• _Task input_:
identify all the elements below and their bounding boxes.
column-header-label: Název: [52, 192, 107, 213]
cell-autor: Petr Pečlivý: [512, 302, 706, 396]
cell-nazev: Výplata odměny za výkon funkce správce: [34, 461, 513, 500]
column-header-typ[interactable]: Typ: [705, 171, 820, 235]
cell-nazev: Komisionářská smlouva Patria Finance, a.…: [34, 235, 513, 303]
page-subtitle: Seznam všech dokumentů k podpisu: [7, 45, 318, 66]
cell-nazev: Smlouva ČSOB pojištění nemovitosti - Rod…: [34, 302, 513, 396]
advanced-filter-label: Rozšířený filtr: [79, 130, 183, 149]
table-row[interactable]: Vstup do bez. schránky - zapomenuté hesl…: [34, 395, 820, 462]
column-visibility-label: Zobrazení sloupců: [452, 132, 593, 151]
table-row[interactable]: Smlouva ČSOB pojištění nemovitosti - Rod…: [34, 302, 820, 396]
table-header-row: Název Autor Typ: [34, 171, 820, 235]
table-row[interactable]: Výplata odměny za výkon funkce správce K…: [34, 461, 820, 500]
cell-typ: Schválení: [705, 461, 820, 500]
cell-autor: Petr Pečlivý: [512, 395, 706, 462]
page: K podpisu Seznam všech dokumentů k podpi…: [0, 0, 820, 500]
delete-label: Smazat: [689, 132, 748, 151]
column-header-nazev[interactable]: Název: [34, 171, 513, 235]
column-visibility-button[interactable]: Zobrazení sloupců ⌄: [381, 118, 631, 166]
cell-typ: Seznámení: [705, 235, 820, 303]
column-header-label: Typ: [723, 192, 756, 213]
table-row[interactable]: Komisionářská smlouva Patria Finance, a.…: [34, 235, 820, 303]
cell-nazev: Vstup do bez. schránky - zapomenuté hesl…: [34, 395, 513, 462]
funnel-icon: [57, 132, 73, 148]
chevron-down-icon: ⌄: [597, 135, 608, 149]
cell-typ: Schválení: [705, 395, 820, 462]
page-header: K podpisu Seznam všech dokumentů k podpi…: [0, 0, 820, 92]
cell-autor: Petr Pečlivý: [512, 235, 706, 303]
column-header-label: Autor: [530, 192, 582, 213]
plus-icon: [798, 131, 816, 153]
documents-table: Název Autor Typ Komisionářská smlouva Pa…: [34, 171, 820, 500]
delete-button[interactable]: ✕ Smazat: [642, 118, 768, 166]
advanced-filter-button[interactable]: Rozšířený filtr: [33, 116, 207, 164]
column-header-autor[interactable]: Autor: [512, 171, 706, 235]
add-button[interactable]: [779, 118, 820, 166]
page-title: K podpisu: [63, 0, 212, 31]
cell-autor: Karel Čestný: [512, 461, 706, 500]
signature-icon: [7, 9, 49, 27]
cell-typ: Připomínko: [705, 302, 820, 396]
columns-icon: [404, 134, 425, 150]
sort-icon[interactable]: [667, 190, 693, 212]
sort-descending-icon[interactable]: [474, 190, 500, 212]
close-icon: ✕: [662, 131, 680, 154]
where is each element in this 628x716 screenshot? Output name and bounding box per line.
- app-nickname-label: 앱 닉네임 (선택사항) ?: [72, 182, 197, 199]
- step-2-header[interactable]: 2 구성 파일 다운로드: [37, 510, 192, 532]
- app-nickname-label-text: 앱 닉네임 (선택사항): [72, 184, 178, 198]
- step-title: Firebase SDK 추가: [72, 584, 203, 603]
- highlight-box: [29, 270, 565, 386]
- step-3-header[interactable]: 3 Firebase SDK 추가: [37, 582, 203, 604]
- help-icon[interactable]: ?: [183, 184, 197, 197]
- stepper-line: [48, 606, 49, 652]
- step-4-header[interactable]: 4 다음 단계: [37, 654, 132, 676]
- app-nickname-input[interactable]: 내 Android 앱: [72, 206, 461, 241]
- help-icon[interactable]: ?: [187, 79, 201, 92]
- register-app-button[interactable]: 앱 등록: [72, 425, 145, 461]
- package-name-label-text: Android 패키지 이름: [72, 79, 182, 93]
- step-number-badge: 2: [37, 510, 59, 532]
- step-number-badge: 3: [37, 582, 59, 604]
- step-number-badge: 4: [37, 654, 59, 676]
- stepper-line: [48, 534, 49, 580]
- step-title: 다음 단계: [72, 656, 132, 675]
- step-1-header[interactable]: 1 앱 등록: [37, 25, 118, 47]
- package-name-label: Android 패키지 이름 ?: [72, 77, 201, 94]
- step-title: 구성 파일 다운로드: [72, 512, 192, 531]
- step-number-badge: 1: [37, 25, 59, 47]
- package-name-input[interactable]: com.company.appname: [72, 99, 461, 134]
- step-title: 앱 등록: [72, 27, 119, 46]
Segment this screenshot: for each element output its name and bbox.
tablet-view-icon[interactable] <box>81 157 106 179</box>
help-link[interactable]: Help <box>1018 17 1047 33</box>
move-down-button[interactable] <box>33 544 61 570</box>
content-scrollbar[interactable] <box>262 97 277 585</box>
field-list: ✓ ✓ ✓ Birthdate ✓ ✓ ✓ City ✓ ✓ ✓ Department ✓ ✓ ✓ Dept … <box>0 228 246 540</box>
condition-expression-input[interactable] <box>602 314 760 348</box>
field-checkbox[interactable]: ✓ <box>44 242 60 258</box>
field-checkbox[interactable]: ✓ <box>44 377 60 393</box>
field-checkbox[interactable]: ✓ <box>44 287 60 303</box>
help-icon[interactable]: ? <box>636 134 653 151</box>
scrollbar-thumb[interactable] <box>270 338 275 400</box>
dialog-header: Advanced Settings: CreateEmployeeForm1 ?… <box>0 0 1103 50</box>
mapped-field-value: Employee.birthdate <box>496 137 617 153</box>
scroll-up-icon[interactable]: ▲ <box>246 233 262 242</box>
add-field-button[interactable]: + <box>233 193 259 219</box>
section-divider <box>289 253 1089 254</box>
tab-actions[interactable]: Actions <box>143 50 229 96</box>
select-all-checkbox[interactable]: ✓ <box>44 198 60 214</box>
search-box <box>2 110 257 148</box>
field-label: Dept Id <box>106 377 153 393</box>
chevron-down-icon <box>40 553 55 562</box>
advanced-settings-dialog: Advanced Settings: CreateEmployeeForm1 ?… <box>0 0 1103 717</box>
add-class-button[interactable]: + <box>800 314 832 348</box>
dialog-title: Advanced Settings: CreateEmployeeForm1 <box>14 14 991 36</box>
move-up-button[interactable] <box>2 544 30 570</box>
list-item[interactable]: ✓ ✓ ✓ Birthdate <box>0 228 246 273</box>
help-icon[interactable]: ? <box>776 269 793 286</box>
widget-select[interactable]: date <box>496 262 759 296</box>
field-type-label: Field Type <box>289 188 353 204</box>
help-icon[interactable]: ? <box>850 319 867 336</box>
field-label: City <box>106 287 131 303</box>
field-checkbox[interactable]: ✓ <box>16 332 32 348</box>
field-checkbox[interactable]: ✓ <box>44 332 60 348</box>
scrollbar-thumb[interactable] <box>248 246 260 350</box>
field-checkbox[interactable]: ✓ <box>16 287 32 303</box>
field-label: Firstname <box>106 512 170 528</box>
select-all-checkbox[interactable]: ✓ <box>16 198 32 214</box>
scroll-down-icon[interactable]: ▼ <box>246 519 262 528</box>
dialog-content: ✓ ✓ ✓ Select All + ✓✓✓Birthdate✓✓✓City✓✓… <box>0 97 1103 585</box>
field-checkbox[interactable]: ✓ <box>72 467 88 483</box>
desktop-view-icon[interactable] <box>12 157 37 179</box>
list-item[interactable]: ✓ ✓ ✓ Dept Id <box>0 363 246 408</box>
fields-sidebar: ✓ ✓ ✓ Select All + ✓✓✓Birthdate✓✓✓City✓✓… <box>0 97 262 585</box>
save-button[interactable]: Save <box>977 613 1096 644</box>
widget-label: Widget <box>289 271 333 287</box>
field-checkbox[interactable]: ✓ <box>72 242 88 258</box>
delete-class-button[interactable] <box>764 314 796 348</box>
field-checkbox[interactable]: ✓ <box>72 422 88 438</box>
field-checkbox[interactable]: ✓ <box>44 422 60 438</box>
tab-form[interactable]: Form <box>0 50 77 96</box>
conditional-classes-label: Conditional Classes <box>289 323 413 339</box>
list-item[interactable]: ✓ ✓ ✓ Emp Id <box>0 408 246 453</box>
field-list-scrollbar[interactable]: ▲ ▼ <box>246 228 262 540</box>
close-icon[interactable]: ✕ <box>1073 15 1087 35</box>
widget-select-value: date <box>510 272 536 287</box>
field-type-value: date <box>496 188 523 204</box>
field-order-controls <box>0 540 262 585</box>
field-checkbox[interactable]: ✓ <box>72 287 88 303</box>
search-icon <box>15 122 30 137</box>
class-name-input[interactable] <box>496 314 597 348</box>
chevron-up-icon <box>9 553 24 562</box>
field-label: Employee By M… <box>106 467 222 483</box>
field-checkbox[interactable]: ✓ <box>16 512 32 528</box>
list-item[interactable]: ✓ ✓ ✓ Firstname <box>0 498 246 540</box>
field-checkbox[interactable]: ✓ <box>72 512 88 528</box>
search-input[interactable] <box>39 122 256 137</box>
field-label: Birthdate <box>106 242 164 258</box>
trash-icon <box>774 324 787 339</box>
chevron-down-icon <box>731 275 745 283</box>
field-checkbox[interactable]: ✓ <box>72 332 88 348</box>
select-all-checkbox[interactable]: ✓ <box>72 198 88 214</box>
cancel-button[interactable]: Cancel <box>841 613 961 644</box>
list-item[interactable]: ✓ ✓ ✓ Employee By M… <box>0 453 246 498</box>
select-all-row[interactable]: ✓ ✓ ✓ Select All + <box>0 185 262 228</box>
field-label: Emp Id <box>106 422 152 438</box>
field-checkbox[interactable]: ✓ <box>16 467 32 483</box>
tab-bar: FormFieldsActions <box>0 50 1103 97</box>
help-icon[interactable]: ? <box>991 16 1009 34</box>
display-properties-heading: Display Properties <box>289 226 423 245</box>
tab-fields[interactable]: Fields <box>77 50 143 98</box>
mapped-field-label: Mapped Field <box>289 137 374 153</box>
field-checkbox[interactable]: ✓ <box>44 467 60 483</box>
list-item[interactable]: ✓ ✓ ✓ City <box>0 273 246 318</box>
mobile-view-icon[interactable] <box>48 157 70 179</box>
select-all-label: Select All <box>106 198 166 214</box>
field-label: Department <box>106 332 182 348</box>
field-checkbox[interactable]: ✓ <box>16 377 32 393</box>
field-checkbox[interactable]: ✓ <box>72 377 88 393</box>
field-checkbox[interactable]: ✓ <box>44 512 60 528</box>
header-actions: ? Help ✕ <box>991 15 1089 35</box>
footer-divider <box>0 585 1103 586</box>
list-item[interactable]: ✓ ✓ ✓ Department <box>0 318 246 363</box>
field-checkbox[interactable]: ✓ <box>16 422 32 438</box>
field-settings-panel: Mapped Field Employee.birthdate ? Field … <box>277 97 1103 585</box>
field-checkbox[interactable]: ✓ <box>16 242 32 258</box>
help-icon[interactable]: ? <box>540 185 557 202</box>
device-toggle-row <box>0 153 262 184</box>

• _Directive_: Reproduce the data from its first line up to and including the line containing "plus-icon: [798, 131, 816, 153]", replacing "Smazat" with "Odstranit" and leaving everything else unchanged.

• _Result for this exercise_:
identify all the elements below and their bounding boxes.
column-header-label: Název: [52, 192, 107, 213]
cell-autor: Petr Pečlivý: [512, 302, 706, 396]
cell-nazev: Výplata odměny za výkon funkce správce: [34, 461, 513, 500]
column-header-typ[interactable]: Typ: [705, 171, 820, 235]
cell-nazev: Komisionářská smlouva Patria Finance, a.…: [34, 235, 513, 303]
page-subtitle: Seznam všech dokumentů k podpisu: [7, 45, 318, 66]
cell-nazev: Smlouva ČSOB pojištění nemovitosti - Rod…: [34, 302, 513, 396]
advanced-filter-label: Rozšířený filtr: [79, 130, 183, 149]
table-row[interactable]: Vstup do bez. schránky - zapomenuté hesl…: [34, 395, 820, 462]
column-visibility-label: Zobrazení sloupců: [452, 132, 593, 151]
table-row[interactable]: Smlouva ČSOB pojištění nemovitosti - Rod…: [34, 302, 820, 396]
table-header-row: Název Autor Typ: [34, 171, 820, 235]
table-row[interactable]: Výplata odměny za výkon funkce správce K…: [34, 461, 820, 500]
cell-typ: Schválení: [705, 461, 820, 500]
cell-autor: Petr Pečlivý: [512, 395, 706, 462]
page: K podpisu Seznam všech dokumentů k podpi…: [0, 0, 820, 500]
delete-label: Odstranit: [689, 132, 748, 151]
column-header-nazev[interactable]: Název: [34, 171, 513, 235]
column-visibility-button[interactable]: Zobrazení sloupců ⌄: [381, 118, 631, 166]
cell-typ: Seznámení: [705, 235, 820, 303]
column-header-label: Typ: [723, 192, 756, 213]
table-row[interactable]: Komisionářská smlouva Patria Finance, a.…: [34, 235, 820, 303]
cell-nazev: Vstup do bez. schránky - zapomenuté hesl…: [34, 395, 513, 462]
funnel-icon: [57, 132, 73, 148]
chevron-down-icon: ⌄: [597, 135, 608, 149]
cell-typ: Schválení: [705, 395, 820, 462]
page-header: K podpisu Seznam všech dokumentů k podpi…: [0, 0, 820, 92]
cell-autor: Petr Pečlivý: [512, 235, 706, 303]
column-header-label: Autor: [530, 192, 582, 213]
plus-icon: [798, 131, 816, 153]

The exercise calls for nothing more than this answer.